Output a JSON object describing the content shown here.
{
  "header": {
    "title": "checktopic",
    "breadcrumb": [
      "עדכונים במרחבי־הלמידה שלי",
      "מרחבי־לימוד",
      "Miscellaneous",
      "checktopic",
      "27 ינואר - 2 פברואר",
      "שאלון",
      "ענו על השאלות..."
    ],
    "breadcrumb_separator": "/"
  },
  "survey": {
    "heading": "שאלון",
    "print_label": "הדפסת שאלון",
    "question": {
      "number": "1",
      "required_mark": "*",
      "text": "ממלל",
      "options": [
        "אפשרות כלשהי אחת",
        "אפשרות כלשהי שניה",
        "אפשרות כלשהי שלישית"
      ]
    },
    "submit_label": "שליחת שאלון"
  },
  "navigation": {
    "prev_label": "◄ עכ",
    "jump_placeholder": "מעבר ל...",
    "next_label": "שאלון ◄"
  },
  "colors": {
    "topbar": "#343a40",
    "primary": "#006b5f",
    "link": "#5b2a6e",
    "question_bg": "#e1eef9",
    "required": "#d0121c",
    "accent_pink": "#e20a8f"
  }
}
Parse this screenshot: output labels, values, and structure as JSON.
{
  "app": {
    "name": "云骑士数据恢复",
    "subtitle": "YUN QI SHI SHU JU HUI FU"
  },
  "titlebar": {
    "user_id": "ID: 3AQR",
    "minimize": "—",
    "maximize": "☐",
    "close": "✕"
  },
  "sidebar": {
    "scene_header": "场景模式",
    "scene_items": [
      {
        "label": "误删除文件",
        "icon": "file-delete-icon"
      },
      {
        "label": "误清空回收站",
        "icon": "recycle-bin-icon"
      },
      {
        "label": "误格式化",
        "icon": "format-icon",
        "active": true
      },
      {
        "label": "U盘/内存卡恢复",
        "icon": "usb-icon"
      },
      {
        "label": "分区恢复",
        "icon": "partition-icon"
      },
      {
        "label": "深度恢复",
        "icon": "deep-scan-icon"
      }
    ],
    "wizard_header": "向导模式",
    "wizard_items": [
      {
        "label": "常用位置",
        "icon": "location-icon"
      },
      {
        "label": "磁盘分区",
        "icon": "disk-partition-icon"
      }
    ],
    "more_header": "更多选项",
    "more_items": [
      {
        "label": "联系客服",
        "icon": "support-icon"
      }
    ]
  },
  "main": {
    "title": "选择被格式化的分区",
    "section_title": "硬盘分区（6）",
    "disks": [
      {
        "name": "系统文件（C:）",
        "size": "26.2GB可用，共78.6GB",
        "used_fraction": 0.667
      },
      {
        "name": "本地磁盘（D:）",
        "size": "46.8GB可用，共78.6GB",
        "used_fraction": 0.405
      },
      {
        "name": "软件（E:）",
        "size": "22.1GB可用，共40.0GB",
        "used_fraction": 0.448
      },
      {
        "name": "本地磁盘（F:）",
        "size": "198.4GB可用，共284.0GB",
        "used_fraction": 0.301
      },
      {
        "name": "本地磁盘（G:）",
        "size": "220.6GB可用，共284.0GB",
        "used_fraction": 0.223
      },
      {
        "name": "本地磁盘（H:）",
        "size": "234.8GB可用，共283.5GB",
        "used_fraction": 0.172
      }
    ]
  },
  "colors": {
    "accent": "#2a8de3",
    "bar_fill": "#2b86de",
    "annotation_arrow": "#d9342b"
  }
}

* * *

Show the data once more, exactly as it was written.

▶ [Answer to the problem]:
Output a JSON object describing the content shown here.
{
  "header": {
    "title": "checktopic",
    "breadcrumb": [
      "עדכונים במרחבי־הלמידה שלי",
      "מרחבי־לימוד",
      "Miscellaneous",
      "checktopic",
      "27 ינואר - 2 פברואר",
      "שאלון",
      "ענו על השאלות..."
    ],
    "breadcrumb_separator": "/"
  },
  "survey": {
    "heading": "שאלון",
    "print_label": "הדפסת שאלון",
    "question": {
      "number": "1",
      "required_mark": "*",
      "text": "ממלל",
      "options": [
        "אפשרות כלשהי אחת",
        "אפשרות כלשהי שניה",
        "אפשרות כלשהי שלישית"
      ]
    },
    "submit_label": "שליחת שאלון"
  },
  "navigation": {
    "prev_label": "◄ עכ",
    "jump_placeholder": "מעבר ל...",
    "next_label": "שאלון ◄"
  },
  "colors": {
    "topbar": "#343a40",
    "primary": "#006b5f",
    "link": "#5b2a6e",
    "question_bg": "#e1eef9",
    "required": "#d0121c",
    "accent_pink": "#e20a8f"
  }
}
Parse this screenshot: output labels, values, and structure as JSON.
{
  "app": {
    "name": "云骑士数据恢复",
    "subtitle": "YUN QI SHI SHU JU HUI FU"
  },
  "titlebar": {
    "user_id": "ID: 3AQR",
    "minimize": "—",
    "maximize": "☐",
    "close": "✕"
  },
  "sidebar": {
    "scene_header": "场景模式",
    "scene_items": [
      {
        "label": "误删除文件",
        "icon": "file-delete-icon"
      },
      {
        "label": "误清空回收站",
        "icon": "recycle-bin-icon"
      },
      {
        "label": "误格式化",
        "icon": "format-icon",
        "active": true
      },
      {
        "label": "U盘/内存卡恢复",
        "icon": "usb-icon"
      },
      {
        "label": "分区恢复",
        "icon": "partition-icon"
      },
      {
        "label": "深度恢复",
        "icon": "deep-scan-icon"
      }
    ],
    "wizard_header": "向导模式",
    "wizard_items": [
      {
        "label": "常用位置",
        "icon": "location-icon"
      },
      {
        "label": "磁盘分区",
        "icon": "disk-partition-icon"
      }
    ],
    "more_header": "更多选项",
    "more_items": [
      {
        "label": "联系客服",
        "icon": "support-icon"
      }
    ]
  },
  "main": {
    "title": "选择被格式化的分区",
    "section_title": "硬盘分区（6）",
    "disks": [
      {
        "name": "系统文件（C:）",
        "size": "26.2GB可用，共78.6GB",
        "used_fraction": 0.667
      },
      {
        "name": "本地磁盘（D:）",
        "size": "46.8GB可用，共78.6GB",
        "used_fraction": 0.405
      },
      {
        "name": "软件（E:）",
        "size": "22.1GB可用，共40.0GB",
        "used_fraction": 0.448
      },
      {
        "name": "本地磁盘（F:）",
        "size": "198.4GB可用，共284.0GB",
        "used_fraction": 0.301
      },
      {
        "name": "本地磁盘（G:）",
        "size": "220.6GB可用，共284.0GB",
        "used_fraction": 0.223
      },
      {
        "name": "本地磁盘（H:）",
        "size": "234.8GB可用，共283.5GB",
        "used_fraction": 0.172
      }
    ]
  },
  "colors": {
    "accent": "#2a8de3",
    "bar_fill": "#2b86de",
    "annotation_arrow": "#d9342b"
  }
}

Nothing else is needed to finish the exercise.